--- WHAT THE EXERCISE ASKS ---
Read the material below and tally how many lines hold the word "Achtserklärung", giving the number and nothing else.

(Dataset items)
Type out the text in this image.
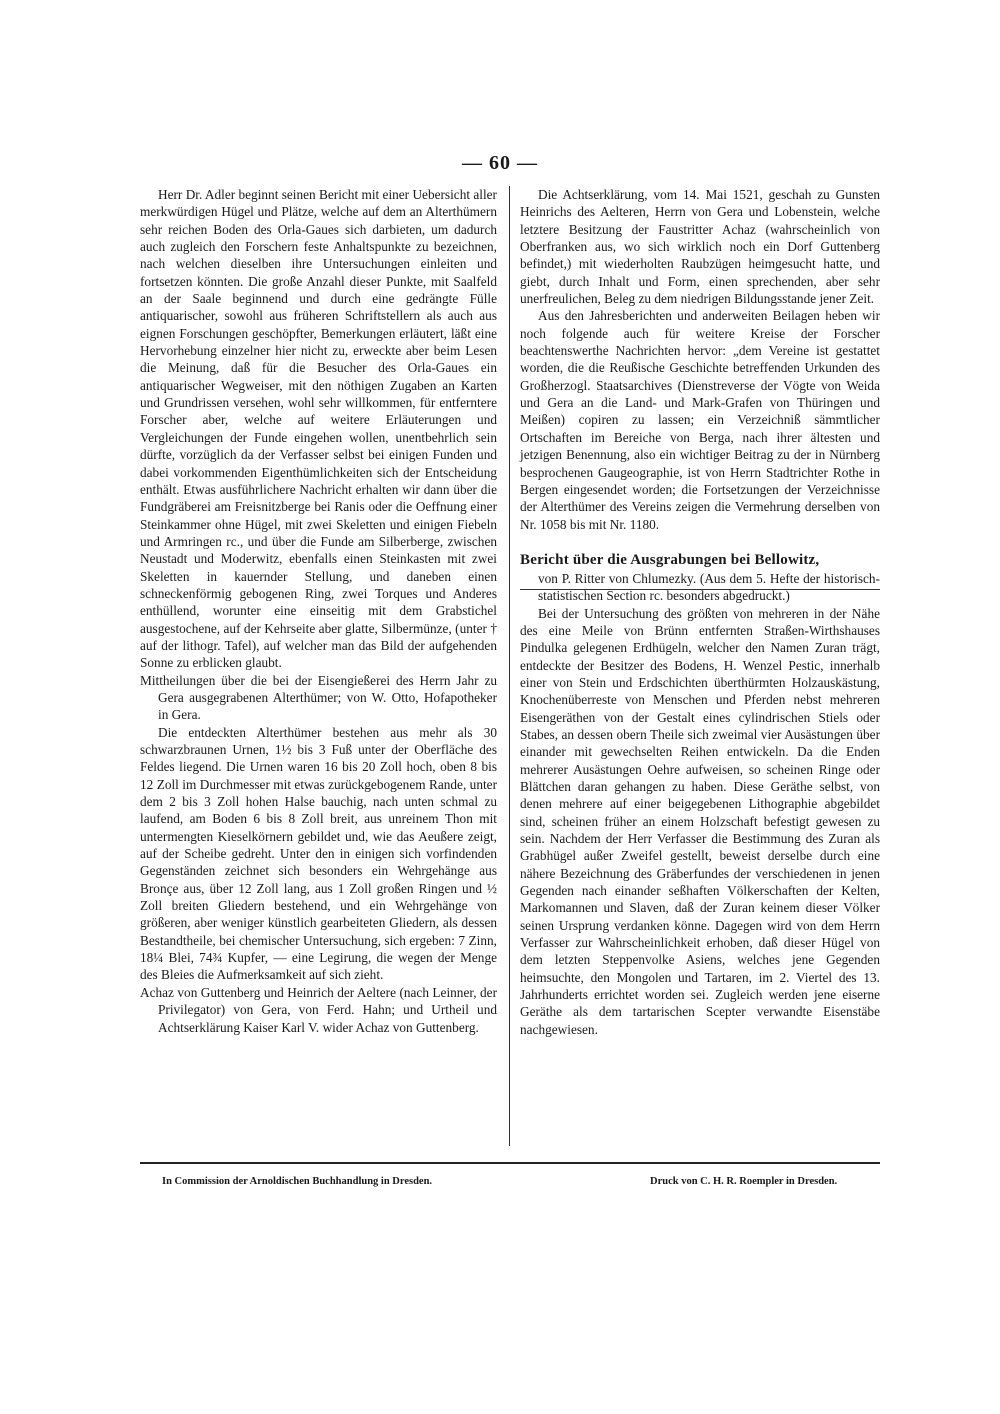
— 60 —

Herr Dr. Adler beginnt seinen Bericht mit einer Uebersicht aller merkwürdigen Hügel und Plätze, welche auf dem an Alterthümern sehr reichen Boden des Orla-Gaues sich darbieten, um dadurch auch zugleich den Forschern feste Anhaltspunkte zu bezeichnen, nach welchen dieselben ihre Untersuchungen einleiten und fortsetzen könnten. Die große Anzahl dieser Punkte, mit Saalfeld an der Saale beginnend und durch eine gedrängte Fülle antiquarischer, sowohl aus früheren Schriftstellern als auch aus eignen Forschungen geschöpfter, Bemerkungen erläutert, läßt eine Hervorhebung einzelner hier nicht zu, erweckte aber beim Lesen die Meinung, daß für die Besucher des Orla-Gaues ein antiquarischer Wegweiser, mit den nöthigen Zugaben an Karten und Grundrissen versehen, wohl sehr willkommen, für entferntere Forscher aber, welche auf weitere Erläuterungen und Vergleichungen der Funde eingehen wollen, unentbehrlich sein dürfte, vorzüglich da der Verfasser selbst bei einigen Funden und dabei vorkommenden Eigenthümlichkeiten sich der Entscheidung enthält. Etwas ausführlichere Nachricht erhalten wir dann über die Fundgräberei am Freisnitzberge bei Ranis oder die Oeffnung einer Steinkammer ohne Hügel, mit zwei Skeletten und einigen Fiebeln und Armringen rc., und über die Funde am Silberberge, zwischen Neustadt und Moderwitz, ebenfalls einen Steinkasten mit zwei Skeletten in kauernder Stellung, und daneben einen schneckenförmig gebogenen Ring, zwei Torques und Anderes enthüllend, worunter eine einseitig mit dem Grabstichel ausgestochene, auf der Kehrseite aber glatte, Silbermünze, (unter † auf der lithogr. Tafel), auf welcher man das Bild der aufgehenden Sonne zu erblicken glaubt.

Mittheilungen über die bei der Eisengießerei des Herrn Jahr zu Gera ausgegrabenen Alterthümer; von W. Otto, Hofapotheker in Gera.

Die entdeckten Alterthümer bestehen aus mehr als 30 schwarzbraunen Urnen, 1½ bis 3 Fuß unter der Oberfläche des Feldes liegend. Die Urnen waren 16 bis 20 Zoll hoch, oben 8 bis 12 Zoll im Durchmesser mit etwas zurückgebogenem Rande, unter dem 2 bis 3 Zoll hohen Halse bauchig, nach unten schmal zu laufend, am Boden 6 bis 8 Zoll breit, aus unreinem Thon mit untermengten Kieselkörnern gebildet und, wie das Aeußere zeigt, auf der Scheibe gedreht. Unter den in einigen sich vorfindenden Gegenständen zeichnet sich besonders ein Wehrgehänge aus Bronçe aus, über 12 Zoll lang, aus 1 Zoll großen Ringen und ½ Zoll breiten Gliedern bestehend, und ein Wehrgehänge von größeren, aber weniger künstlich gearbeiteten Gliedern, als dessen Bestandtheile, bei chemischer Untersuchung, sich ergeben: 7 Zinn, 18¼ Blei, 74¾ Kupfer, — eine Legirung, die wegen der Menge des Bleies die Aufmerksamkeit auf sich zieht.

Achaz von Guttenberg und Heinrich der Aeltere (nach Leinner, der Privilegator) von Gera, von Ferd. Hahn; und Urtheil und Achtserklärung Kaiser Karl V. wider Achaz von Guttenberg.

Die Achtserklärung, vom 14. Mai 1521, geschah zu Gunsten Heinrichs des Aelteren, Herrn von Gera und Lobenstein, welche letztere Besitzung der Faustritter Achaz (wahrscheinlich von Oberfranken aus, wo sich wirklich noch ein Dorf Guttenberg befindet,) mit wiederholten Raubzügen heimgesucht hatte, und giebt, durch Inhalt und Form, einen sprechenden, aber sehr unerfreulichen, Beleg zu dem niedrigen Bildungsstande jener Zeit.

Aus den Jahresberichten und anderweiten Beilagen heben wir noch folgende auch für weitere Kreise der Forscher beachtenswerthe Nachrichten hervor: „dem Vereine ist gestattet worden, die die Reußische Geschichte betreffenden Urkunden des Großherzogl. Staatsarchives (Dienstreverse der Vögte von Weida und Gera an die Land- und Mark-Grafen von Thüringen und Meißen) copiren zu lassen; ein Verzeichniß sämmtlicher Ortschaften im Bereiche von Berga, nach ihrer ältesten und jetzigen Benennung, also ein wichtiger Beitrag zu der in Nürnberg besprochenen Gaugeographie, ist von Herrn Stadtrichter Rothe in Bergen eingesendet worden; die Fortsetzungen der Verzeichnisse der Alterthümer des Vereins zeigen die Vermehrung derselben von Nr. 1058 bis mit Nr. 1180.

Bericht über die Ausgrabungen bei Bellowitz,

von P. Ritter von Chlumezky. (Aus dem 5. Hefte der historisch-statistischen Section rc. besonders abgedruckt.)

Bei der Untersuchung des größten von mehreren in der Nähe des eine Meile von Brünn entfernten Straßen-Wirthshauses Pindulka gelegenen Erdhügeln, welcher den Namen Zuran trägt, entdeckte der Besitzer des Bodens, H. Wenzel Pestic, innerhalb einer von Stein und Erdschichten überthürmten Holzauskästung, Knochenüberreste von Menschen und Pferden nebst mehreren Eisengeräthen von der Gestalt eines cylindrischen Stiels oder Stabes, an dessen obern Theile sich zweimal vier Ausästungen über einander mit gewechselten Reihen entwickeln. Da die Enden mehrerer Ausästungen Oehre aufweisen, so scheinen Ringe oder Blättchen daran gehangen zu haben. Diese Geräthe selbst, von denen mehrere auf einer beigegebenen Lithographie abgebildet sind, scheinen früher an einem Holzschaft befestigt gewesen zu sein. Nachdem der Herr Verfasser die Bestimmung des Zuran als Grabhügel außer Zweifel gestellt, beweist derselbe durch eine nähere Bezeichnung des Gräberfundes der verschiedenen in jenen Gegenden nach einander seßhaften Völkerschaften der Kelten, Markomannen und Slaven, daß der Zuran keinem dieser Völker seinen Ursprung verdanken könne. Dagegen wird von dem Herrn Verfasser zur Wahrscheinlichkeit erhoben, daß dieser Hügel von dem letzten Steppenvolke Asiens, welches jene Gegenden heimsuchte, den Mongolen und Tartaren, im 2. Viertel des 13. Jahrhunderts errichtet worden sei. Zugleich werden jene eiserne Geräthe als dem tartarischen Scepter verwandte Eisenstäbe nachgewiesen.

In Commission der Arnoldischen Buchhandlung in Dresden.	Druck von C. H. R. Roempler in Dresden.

--

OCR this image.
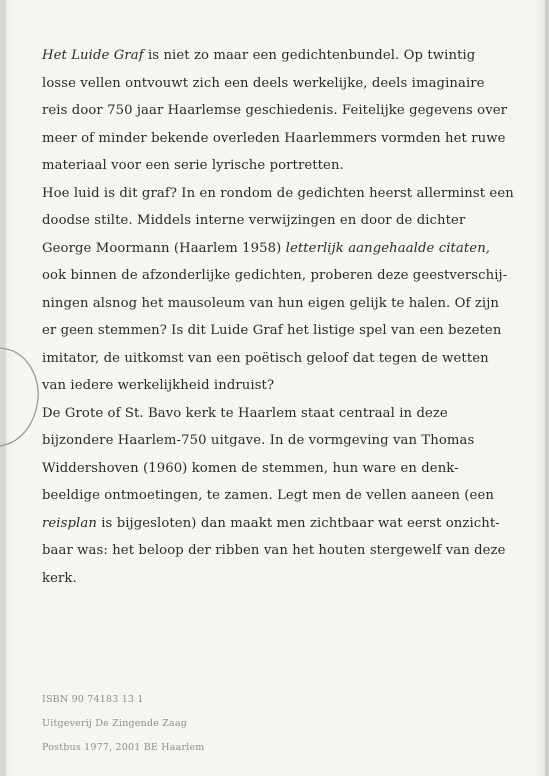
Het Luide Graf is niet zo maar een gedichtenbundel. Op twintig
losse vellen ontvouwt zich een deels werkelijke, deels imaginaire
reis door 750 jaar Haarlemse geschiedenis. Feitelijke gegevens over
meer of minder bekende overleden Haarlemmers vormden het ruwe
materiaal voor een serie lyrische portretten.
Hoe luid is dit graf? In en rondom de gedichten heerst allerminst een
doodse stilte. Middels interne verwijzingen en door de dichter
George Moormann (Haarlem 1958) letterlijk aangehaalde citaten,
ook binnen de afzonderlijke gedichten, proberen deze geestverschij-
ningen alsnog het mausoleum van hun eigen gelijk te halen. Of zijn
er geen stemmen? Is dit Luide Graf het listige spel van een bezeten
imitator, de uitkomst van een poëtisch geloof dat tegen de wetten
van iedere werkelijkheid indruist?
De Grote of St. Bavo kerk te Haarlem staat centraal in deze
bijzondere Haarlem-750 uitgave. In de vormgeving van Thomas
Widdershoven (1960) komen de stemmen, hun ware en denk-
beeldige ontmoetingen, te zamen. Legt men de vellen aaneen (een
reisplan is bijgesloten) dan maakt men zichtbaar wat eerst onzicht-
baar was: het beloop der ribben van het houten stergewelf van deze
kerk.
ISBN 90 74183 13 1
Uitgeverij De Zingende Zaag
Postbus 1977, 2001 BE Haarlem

--- WRITTEN RESPONSE ---
2